Work required: Look through the data and write out every line with the word "start" in it.

___

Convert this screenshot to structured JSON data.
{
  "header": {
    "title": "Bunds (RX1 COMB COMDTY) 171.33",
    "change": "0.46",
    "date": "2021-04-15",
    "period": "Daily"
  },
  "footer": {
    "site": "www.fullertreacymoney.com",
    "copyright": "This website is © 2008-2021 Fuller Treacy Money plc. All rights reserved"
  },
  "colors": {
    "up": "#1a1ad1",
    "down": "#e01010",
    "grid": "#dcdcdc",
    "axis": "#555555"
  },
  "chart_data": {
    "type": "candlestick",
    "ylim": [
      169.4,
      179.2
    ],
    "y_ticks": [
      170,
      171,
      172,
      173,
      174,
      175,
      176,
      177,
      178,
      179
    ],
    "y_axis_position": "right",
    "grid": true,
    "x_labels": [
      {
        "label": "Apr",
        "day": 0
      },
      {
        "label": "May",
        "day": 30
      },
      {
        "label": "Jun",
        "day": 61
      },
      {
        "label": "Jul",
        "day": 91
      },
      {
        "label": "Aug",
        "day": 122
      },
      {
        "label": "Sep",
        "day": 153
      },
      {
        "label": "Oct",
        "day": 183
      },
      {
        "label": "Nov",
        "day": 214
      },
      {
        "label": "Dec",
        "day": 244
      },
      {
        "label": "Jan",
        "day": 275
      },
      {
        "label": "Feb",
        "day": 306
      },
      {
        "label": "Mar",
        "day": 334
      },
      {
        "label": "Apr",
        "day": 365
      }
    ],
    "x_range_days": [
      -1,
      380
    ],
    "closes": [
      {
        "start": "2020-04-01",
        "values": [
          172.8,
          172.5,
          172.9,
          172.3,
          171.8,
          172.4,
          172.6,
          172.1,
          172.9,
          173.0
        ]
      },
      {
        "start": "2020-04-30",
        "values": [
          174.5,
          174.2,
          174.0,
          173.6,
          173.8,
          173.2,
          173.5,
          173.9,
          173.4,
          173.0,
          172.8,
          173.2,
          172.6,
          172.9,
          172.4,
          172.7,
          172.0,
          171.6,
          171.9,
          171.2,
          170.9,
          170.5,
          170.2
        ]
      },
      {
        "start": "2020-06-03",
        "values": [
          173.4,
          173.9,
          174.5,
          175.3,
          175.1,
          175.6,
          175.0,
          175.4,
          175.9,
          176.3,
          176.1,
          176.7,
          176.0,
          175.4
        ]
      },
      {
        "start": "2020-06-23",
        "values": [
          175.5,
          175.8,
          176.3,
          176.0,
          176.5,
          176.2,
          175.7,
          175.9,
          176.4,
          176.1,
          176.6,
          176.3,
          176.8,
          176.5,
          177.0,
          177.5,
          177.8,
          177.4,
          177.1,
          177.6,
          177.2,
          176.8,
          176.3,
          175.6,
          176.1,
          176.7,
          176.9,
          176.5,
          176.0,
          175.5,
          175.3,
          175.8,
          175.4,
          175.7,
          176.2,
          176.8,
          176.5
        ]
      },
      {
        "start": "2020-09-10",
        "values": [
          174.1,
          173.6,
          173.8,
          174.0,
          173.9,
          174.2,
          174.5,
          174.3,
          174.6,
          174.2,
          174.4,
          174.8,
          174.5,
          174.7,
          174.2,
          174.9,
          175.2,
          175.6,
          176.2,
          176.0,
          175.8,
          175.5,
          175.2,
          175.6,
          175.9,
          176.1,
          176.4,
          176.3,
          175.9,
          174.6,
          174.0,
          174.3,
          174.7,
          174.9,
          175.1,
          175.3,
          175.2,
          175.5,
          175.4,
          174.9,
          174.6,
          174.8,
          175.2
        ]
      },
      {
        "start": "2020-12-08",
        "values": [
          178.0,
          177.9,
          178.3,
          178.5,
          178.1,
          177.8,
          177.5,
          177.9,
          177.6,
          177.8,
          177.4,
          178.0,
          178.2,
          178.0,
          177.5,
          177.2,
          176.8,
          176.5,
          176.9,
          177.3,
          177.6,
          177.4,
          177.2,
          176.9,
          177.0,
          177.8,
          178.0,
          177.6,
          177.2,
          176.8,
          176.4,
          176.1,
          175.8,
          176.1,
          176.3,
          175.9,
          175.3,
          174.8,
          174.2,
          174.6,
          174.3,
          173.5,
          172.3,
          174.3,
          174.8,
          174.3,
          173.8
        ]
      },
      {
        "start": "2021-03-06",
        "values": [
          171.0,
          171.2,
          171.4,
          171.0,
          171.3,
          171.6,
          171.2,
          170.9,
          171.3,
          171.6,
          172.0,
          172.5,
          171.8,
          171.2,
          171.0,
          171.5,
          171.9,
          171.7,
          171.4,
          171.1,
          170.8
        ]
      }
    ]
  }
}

___

Answer to this task:
        "start": "2020-04-01",
        "start": "2020-04-30",
        "start": "2020-06-03",
        "start": "2020-06-23",
        "start": "2020-09-10",
        "start": "2020-12-08",
        "start": "2021-03-06",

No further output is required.